## Available data
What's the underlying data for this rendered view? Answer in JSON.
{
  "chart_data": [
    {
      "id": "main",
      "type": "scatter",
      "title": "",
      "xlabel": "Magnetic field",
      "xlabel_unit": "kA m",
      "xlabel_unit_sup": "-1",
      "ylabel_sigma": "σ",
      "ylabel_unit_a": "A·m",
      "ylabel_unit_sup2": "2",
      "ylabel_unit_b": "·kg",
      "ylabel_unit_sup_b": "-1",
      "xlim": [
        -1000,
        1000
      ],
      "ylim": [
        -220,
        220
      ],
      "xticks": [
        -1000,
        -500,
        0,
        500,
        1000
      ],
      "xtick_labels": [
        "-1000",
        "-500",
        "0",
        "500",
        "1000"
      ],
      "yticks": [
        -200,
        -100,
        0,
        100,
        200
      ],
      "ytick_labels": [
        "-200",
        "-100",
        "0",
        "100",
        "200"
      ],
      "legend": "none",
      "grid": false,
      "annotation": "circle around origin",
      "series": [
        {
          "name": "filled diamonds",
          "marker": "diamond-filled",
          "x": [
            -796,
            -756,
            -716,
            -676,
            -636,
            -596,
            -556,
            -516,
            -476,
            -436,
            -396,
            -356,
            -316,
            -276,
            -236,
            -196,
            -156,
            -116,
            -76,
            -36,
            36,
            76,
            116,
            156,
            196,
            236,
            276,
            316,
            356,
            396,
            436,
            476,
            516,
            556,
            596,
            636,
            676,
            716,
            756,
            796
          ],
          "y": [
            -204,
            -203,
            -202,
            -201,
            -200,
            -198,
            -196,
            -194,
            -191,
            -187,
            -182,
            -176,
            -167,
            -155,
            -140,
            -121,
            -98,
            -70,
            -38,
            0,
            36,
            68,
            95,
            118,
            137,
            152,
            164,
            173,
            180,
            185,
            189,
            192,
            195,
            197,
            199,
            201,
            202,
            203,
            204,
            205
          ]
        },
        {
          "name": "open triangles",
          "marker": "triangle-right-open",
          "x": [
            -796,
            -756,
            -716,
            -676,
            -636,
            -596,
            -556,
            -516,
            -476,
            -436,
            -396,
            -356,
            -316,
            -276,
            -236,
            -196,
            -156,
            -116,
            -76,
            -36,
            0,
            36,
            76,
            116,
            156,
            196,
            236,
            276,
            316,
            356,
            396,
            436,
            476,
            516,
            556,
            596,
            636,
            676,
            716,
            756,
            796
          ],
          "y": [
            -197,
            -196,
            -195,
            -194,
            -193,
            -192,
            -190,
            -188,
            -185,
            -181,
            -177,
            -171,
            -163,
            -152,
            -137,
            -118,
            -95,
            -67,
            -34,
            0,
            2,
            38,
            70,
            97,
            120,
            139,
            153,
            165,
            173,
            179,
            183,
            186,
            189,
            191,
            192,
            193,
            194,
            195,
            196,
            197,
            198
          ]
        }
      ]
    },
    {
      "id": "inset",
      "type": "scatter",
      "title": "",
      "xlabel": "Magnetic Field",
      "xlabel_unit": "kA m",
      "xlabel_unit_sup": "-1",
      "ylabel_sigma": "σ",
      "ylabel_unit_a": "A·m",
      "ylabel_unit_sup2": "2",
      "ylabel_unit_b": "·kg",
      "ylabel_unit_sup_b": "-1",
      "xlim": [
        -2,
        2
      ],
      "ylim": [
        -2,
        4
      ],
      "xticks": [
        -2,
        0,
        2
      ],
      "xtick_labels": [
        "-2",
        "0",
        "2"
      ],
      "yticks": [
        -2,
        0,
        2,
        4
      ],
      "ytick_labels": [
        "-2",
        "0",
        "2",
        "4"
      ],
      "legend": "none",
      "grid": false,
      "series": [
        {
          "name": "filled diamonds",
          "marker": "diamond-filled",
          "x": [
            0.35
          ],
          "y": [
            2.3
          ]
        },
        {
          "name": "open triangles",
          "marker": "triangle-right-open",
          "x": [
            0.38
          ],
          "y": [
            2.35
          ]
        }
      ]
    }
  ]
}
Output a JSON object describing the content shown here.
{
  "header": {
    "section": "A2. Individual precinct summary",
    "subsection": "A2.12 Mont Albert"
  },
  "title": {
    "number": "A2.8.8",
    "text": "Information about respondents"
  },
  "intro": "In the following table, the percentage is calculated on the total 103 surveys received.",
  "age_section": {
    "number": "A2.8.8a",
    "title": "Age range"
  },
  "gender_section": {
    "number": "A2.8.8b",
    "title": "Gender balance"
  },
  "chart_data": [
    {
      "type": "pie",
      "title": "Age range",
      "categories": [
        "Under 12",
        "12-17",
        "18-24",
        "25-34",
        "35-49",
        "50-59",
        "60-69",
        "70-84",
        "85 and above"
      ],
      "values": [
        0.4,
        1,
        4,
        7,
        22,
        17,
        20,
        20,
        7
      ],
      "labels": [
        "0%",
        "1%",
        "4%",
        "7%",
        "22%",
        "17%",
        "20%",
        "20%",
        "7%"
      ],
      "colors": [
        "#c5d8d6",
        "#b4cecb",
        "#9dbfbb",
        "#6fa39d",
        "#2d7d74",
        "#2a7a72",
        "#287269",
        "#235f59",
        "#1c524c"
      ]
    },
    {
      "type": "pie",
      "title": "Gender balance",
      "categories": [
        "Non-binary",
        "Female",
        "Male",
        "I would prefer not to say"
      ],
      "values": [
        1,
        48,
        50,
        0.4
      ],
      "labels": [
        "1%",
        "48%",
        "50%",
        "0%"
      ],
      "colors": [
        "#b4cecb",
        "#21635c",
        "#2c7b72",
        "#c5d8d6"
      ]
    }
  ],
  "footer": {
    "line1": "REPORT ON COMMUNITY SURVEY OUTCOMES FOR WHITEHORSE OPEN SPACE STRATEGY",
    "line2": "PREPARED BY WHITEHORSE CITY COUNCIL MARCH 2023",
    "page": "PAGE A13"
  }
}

## Given instruction
Copy every line above in which the string "balance" shows up.

## Output of the task
    "title": "Gender balance"
      "title": "Gender balance",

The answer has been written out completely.